### EXERCISE AIM
Write the material out again exactly.

:: ENTRIES PROVIDED

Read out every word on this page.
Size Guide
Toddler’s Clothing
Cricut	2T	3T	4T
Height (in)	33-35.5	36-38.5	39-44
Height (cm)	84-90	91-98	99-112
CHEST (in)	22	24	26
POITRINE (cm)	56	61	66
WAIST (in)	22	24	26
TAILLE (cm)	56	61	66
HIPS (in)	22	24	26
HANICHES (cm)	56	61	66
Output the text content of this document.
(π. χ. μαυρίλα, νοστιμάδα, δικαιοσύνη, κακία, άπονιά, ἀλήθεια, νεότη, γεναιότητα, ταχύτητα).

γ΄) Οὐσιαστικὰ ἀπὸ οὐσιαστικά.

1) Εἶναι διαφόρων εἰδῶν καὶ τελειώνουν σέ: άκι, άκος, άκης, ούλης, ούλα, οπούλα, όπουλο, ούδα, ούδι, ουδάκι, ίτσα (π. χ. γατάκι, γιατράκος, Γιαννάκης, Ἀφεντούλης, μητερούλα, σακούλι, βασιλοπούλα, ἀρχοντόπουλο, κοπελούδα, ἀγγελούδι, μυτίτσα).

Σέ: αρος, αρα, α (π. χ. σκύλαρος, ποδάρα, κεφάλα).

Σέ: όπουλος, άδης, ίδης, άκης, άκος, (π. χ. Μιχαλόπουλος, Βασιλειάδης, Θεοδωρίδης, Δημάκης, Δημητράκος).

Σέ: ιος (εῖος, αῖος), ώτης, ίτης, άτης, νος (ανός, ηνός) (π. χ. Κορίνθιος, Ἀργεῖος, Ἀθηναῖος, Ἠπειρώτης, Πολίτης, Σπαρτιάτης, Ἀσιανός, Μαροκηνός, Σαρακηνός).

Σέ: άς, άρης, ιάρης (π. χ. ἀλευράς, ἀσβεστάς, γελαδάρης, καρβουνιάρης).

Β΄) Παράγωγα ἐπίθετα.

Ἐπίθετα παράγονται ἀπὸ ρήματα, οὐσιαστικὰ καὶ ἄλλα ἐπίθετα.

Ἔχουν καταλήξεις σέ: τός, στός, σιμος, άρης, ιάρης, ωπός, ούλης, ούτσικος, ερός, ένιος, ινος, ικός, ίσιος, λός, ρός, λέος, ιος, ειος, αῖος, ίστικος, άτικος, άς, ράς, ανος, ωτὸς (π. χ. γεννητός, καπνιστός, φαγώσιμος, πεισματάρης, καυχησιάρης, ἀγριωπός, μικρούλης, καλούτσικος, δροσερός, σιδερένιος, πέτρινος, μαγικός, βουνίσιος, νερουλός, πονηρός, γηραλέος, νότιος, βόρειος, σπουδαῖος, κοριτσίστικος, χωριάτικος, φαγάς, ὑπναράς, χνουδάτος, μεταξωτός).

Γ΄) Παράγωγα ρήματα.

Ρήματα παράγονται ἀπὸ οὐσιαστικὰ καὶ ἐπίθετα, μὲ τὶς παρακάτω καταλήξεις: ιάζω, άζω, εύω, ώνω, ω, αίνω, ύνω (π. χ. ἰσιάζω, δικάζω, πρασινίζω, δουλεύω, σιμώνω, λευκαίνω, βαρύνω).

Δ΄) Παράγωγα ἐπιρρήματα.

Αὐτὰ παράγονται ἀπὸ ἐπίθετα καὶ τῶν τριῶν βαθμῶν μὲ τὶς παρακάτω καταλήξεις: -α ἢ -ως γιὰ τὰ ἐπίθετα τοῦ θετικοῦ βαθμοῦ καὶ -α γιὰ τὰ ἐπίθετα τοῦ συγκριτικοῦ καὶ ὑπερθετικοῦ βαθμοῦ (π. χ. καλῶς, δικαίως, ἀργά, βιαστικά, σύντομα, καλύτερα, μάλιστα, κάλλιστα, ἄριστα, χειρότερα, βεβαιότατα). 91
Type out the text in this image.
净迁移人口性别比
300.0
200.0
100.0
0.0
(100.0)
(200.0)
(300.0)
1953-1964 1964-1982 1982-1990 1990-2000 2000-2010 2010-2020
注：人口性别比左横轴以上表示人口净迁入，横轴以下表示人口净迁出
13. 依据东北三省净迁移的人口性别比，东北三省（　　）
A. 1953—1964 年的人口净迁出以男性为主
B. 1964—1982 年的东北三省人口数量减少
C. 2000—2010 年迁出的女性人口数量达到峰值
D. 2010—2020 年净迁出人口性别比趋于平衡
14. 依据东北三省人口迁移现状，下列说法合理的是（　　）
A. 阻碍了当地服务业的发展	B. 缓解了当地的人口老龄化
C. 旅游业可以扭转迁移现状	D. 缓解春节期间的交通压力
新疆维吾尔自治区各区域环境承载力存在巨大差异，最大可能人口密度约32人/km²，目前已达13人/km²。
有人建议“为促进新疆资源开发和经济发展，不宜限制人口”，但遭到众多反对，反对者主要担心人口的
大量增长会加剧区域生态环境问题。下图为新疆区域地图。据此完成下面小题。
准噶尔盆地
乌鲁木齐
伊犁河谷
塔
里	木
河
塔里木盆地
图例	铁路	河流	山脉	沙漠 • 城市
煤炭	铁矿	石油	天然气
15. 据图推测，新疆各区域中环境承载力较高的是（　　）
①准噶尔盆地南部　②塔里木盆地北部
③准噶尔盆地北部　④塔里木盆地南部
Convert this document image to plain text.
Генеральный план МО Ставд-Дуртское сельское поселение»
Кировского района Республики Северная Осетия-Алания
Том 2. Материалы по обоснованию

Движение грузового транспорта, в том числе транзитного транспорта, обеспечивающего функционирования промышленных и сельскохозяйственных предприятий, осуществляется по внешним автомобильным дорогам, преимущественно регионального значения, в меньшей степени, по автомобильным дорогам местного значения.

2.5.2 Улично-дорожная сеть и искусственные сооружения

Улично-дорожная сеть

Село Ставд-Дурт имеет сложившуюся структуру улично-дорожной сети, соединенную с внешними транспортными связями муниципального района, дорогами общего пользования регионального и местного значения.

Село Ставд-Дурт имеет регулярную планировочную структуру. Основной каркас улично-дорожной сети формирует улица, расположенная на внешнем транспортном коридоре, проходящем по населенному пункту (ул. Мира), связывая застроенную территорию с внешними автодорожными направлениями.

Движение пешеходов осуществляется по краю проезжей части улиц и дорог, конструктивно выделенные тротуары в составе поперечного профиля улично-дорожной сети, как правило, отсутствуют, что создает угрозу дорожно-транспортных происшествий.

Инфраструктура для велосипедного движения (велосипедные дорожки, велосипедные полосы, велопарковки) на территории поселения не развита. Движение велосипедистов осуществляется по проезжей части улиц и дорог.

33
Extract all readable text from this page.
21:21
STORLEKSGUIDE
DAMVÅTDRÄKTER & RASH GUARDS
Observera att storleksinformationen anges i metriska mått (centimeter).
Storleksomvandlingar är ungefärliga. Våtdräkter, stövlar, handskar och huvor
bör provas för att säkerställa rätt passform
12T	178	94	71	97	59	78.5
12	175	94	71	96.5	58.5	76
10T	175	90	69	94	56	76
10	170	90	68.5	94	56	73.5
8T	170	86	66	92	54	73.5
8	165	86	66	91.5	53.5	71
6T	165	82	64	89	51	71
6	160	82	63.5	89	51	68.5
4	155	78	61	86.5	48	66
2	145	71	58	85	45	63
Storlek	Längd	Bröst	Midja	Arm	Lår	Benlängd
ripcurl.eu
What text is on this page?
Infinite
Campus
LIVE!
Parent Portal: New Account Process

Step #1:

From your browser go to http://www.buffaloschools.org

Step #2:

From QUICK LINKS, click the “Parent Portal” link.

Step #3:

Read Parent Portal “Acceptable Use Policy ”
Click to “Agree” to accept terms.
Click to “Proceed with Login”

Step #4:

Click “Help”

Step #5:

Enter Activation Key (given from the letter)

::::

### RESPONSE FOR THIS EXERCISE
Read out every word on this page.
Size Guide
Toddler’s Clothing
Cricut	2T	3T	4T
Height (in)	33-35.5	36-38.5	39-44
Height (cm)	84-90	91-98	99-112
CHEST (in)	22	24	26
POITRINE (cm)	56	61	66
WAIST (in)	22	24	26
TAILLE (cm)	56	61	66
HIPS (in)	22	24	26
HANICHES (cm)	56	61	66
Output the text content of this document.
(π. χ. μαυρίλα, νοστιμάδα, δικαιοσύνη, κακία, άπονιά, ἀλήθεια, νεότη, γεναιότητα, ταχύτητα).

γ΄) Οὐσιαστικὰ ἀπὸ οὐσιαστικά.

1) Εἶναι διαφόρων εἰδῶν καὶ τελειώνουν σέ: άκι, άκος, άκης, ούλης, ούλα, οπούλα, όπουλο, ούδα, ούδι, ουδάκι, ίτσα (π. χ. γατάκι, γιατράκος, Γιαννάκης, Ἀφεντούλης, μητερούλα, σακούλι, βασιλοπούλα, ἀρχοντόπουλο, κοπελούδα, ἀγγελούδι, μυτίτσα).

Σέ: αρος, αρα, α (π. χ. σκύλαρος, ποδάρα, κεφάλα).

Σέ: όπουλος, άδης, ίδης, άκης, άκος, (π. χ. Μιχαλόπουλος, Βασιλειάδης, Θεοδωρίδης, Δημάκης, Δημητράκος).

Σέ: ιος (εῖος, αῖος), ώτης, ίτης, άτης, νος (ανός, ηνός) (π. χ. Κορίνθιος, Ἀργεῖος, Ἀθηναῖος, Ἠπειρώτης, Πολίτης, Σπαρτιάτης, Ἀσιανός, Μαροκηνός, Σαρακηνός).

Σέ: άς, άρης, ιάρης (π. χ. ἀλευράς, ἀσβεστάς, γελαδάρης, καρβουνιάρης).

Β΄) Παράγωγα ἐπίθετα.

Ἐπίθετα παράγονται ἀπὸ ρήματα, οὐσιαστικὰ καὶ ἄλλα ἐπίθετα.

Ἔχουν καταλήξεις σέ: τός, στός, σιμος, άρης, ιάρης, ωπός, ούλης, ούτσικος, ερός, ένιος, ινος, ικός, ίσιος, λός, ρός, λέος, ιος, ειος, αῖος, ίστικος, άτικος, άς, ράς, ανος, ωτὸς (π. χ. γεννητός, καπνιστός, φαγώσιμος, πεισματάρης, καυχησιάρης, ἀγριωπός, μικρούλης, καλούτσικος, δροσερός, σιδερένιος, πέτρινος, μαγικός, βουνίσιος, νερουλός, πονηρός, γηραλέος, νότιος, βόρειος, σπουδαῖος, κοριτσίστικος, χωριάτικος, φαγάς, ὑπναράς, χνουδάτος, μεταξωτός).

Γ΄) Παράγωγα ρήματα.

Ρήματα παράγονται ἀπὸ οὐσιαστικὰ καὶ ἐπίθετα, μὲ τὶς παρακάτω καταλήξεις: ιάζω, άζω, εύω, ώνω, ω, αίνω, ύνω (π. χ. ἰσιάζω, δικάζω, πρασινίζω, δουλεύω, σιμώνω, λευκαίνω, βαρύνω).

Δ΄) Παράγωγα ἐπιρρήματα.

Αὐτὰ παράγονται ἀπὸ ἐπίθετα καὶ τῶν τριῶν βαθμῶν μὲ τὶς παρακάτω καταλήξεις: -α ἢ -ως γιὰ τὰ ἐπίθετα τοῦ θετικοῦ βαθμοῦ καὶ -α γιὰ τὰ ἐπίθετα τοῦ συγκριτικοῦ καὶ ὑπερθετικοῦ βαθμοῦ (π. χ. καλῶς, δικαίως, ἀργά, βιαστικά, σύντομα, καλύτερα, μάλιστα, κάλλιστα, ἄριστα, χειρότερα, βεβαιότατα). 91
Type out the text in this image.
净迁移人口性别比
300.0
200.0
100.0
0.0
(100.0)
(200.0)
(300.0)
1953-1964 1964-1982 1982-1990 1990-2000 2000-2010 2010-2020
注：人口性别比左横轴以上表示人口净迁入，横轴以下表示人口净迁出
13. 依据东北三省净迁移的人口性别比，东北三省（　　）
A. 1953—1964 年的人口净迁出以男性为主
B. 1964—1982 年的东北三省人口数量减少
C. 2000—2010 年迁出的女性人口数量达到峰值
D. 2010—2020 年净迁出人口性别比趋于平衡
14. 依据东北三省人口迁移现状，下列说法合理的是（　　）
A. 阻碍了当地服务业的发展	B. 缓解了当地的人口老龄化
C. 旅游业可以扭转迁移现状	D. 缓解春节期间的交通压力
新疆维吾尔自治区各区域环境承载力存在巨大差异，最大可能人口密度约32人/km²，目前已达13人/km²。
有人建议“为促进新疆资源开发和经济发展，不宜限制人口”，但遭到众多反对，反对者主要担心人口的
大量增长会加剧区域生态环境问题。下图为新疆区域地图。据此完成下面小题。
准噶尔盆地
乌鲁木齐
伊犁河谷
塔
里	木
河
塔里木盆地
图例	铁路	河流	山脉	沙漠 • 城市
煤炭	铁矿	石油	天然气
15. 据图推测，新疆各区域中环境承载力较高的是（　　）
①准噶尔盆地南部　②塔里木盆地北部
③准噶尔盆地北部　④塔里木盆地南部
Convert this document image to plain text.
Генеральный план МО Ставд-Дуртское сельское поселение»
Кировского района Республики Северная Осетия-Алания
Том 2. Материалы по обоснованию

Движение грузового транспорта, в том числе транзитного транспорта, обеспечивающего функционирования промышленных и сельскохозяйственных предприятий, осуществляется по внешним автомобильным дорогам, преимущественно регионального значения, в меньшей степени, по автомобильным дорогам местного значения.

2.5.2 Улично-дорожная сеть и искусственные сооружения

Улично-дорожная сеть

Село Ставд-Дурт имеет сложившуюся структуру улично-дорожной сети, соединенную с внешними транспортными связями муниципального района, дорогами общего пользования регионального и местного значения.

Село Ставд-Дурт имеет регулярную планировочную структуру. Основной каркас улично-дорожной сети формирует улица, расположенная на внешнем транспортном коридоре, проходящем по населенному пункту (ул. Мира), связывая застроенную территорию с внешними автодорожными направлениями.

Движение пешеходов осуществляется по краю проезжей части улиц и дорог, конструктивно выделенные тротуары в составе поперечного профиля улично-дорожной сети, как правило, отсутствуют, что создает угрозу дорожно-транспортных происшествий.

Инфраструктура для велосипедного движения (велосипедные дорожки, велосипедные полосы, велопарковки) на территории поселения не развита. Движение велосипедистов осуществляется по проезжей части улиц и дорог.

33
Extract all readable text from this page.
21:21
STORLEKSGUIDE
DAMVÅTDRÄKTER & RASH GUARDS
Observera att storleksinformationen anges i metriska mått (centimeter).
Storleksomvandlingar är ungefärliga. Våtdräkter, stövlar, handskar och huvor
bör provas för att säkerställa rätt passform
12T	178	94	71	97	59	78.5
12	175	94	71	96.5	58.5	76
10T	175	90	69	94	56	76
10	170	90	68.5	94	56	73.5
8T	170	86	66	92	54	73.5
8	165	86	66	91.5	53.5	71
6T	165	82	64	89	51	71
6	160	82	63.5	89	51	68.5
4	155	78	61	86.5	48	66
2	145	71	58	85	45	63
Storlek	Längd	Bröst	Midja	Arm	Lår	Benlängd
ripcurl.eu
What text is on this page?
Infinite
Campus
LIVE!
Parent Portal: New Account Process

Step #1:

From your browser go to http://www.buffaloschools.org

Step #2:

From QUICK LINKS, click the “Parent Portal” link.

Step #3:

Read Parent Portal “Acceptable Use Policy ”
Click to “Agree” to accept terms.
Click to “Proceed with Login”

Step #4:

Click “Help”

Step #5:

Enter Activation Key (given from the letter)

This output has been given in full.